DO THIS: Gather, from the data below, each line in which the word "right" occurs.

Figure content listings
_ _ _

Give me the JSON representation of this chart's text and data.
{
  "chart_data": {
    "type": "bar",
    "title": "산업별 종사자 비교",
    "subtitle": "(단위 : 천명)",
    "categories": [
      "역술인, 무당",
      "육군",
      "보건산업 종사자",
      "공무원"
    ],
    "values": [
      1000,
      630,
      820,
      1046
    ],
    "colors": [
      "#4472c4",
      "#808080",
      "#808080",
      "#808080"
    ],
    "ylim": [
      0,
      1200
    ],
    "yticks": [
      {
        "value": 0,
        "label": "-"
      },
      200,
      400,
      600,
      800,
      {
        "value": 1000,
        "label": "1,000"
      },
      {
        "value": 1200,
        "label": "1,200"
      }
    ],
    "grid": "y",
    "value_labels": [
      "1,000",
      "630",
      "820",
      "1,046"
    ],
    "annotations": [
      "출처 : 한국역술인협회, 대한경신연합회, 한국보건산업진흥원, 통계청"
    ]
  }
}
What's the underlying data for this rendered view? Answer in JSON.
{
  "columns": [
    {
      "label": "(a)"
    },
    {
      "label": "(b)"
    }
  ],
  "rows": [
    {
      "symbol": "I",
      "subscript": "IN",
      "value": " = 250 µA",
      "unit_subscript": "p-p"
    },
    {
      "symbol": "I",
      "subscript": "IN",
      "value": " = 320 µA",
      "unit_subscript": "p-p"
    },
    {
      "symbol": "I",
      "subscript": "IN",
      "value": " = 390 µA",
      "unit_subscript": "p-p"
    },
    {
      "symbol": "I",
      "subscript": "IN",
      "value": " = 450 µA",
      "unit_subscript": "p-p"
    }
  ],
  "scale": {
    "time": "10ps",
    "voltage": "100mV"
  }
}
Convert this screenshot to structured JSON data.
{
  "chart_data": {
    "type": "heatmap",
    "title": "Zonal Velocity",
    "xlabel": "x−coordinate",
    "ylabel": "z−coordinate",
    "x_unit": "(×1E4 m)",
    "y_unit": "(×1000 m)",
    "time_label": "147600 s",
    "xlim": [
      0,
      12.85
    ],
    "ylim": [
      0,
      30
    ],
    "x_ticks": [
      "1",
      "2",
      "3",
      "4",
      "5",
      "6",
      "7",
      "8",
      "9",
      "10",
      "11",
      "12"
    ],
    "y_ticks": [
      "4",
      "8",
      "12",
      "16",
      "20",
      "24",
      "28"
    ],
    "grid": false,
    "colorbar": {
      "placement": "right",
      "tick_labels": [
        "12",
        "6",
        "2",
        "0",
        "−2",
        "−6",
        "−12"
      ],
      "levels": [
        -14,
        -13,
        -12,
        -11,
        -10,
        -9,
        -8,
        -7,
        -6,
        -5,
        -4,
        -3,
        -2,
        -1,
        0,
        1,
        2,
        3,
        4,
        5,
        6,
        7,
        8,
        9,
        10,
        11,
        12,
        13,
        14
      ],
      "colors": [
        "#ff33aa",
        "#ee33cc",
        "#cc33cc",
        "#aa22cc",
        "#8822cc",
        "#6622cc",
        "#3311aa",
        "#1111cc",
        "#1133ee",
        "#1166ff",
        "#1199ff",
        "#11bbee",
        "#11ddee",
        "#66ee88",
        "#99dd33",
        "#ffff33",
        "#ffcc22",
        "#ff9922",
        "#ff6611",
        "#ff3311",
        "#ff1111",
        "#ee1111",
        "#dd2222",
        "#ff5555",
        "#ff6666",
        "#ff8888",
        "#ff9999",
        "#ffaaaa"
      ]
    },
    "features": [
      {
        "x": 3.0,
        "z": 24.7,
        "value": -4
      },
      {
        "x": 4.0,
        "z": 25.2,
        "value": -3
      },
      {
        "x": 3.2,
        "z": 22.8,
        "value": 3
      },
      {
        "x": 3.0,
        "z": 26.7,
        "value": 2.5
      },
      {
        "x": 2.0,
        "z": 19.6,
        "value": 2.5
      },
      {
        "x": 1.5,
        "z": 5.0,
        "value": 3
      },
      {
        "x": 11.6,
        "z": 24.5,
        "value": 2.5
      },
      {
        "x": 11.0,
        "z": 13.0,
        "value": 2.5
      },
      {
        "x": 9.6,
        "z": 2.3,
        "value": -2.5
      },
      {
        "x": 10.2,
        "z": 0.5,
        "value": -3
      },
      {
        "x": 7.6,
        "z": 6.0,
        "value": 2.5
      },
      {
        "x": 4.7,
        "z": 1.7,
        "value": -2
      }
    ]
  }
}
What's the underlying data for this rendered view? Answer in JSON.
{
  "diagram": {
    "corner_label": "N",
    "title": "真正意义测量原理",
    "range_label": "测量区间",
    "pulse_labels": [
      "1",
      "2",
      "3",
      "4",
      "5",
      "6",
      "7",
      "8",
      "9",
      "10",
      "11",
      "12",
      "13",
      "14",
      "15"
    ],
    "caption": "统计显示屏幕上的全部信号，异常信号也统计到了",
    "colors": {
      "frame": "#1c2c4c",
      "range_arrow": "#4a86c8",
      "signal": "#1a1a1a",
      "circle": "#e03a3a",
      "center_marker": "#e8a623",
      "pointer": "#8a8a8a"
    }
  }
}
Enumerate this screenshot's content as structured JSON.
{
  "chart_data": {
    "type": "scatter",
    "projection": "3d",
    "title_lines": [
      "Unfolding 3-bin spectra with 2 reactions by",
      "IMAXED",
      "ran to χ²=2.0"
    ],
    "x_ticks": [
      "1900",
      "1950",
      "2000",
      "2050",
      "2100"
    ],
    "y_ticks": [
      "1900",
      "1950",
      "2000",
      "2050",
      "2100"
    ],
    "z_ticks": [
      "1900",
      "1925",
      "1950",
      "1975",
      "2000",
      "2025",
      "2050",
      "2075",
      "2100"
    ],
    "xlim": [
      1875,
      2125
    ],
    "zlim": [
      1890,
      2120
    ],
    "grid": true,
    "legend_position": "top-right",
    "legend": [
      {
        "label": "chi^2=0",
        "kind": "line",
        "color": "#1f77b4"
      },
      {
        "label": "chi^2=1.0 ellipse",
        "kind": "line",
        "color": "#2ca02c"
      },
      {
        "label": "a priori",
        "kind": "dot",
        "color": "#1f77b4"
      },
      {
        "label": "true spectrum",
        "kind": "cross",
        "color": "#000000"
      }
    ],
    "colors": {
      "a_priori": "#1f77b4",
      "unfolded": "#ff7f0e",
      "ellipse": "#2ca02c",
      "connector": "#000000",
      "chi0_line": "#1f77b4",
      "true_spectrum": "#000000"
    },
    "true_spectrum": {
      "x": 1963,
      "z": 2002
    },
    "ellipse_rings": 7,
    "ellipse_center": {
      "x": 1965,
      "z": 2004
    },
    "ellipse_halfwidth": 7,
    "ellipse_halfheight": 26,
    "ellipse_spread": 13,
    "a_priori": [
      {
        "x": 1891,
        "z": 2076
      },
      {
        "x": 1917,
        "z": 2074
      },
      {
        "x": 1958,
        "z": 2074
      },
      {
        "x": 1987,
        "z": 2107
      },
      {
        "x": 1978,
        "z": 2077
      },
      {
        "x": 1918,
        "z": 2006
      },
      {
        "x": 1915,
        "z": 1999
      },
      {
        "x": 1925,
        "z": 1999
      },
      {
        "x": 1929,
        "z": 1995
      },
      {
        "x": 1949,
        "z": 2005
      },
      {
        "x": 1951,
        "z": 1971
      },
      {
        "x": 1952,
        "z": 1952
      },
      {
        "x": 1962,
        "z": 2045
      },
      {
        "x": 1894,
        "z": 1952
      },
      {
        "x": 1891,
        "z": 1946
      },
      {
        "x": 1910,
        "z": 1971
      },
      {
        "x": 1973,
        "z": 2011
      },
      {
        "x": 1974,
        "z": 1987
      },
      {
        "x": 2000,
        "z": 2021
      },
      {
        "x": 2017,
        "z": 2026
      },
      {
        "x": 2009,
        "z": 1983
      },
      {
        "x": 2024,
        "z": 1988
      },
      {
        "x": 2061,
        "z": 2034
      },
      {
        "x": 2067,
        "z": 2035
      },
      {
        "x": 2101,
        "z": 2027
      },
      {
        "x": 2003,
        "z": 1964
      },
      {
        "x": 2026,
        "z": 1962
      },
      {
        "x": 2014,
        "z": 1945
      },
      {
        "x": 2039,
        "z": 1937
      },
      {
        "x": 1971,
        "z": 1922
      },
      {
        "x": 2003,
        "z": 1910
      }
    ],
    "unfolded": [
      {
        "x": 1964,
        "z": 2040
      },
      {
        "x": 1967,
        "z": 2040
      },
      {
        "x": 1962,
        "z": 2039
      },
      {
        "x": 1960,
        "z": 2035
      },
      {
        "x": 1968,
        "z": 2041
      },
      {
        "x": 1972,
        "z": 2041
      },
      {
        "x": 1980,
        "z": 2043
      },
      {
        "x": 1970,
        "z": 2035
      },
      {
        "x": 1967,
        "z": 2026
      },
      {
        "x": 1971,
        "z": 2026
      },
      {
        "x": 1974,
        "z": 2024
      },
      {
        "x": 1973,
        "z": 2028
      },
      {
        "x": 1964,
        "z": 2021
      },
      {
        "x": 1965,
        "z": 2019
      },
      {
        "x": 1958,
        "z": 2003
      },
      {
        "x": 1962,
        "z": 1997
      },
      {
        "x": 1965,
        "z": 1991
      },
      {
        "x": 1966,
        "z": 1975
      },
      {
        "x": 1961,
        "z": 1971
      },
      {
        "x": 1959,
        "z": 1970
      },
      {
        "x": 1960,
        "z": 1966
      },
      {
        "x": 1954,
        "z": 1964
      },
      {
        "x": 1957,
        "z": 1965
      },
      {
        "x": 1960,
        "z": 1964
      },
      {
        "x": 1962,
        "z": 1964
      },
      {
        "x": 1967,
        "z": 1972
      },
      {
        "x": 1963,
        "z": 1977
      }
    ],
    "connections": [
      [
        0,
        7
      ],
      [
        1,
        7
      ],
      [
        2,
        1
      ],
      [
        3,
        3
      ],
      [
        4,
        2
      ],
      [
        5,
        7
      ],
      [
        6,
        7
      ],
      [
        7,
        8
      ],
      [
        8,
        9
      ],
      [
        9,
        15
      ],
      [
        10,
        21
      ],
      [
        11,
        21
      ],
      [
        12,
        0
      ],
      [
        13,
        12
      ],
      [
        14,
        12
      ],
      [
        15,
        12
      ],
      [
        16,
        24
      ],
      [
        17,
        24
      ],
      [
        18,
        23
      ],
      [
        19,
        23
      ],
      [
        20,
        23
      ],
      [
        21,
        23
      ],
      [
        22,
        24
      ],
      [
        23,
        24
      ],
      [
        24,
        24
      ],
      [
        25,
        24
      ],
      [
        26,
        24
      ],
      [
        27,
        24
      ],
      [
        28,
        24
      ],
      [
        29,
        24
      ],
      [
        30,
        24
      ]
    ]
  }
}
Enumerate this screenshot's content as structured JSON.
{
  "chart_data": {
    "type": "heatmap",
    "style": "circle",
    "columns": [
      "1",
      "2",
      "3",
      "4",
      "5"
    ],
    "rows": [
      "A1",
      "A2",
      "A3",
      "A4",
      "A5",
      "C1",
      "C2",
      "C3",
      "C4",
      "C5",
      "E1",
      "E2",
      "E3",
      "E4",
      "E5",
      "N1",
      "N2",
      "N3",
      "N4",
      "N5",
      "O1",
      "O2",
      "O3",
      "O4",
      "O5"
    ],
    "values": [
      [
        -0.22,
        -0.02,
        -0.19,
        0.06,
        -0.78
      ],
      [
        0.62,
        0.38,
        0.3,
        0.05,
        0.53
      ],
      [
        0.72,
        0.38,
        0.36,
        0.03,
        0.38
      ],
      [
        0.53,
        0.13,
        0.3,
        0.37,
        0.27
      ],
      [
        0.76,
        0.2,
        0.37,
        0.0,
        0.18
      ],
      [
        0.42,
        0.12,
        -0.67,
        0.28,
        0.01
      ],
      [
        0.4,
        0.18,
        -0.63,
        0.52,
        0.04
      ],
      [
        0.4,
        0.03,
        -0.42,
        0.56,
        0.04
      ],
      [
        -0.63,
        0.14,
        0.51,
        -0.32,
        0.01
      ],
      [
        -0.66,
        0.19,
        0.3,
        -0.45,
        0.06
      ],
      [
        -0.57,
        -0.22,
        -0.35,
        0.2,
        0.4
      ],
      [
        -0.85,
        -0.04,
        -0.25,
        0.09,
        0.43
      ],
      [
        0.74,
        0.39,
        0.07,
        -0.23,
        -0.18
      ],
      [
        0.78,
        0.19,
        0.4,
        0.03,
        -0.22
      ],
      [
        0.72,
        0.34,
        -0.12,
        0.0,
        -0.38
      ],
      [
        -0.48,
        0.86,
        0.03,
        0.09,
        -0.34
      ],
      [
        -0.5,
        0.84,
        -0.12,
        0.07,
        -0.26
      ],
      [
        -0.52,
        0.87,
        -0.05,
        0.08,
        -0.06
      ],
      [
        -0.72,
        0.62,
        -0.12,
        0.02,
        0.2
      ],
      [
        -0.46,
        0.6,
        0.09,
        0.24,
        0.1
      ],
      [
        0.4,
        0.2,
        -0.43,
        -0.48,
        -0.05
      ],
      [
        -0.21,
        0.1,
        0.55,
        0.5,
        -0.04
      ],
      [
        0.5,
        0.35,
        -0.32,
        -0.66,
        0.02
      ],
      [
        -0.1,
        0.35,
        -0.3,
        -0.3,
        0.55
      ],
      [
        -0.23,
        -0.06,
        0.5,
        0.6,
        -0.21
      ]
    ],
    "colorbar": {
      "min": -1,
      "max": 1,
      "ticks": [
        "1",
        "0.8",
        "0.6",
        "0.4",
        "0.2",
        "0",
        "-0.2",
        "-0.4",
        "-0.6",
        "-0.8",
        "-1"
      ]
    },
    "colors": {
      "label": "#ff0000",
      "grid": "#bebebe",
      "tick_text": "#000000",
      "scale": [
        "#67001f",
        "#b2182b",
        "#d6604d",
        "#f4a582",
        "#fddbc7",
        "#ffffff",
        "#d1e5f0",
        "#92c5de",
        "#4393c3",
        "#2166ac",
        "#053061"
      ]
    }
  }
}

_ _ _

RESULT FOR THIS TASK:
      "placement": "right",
    "legend_position": "top-right",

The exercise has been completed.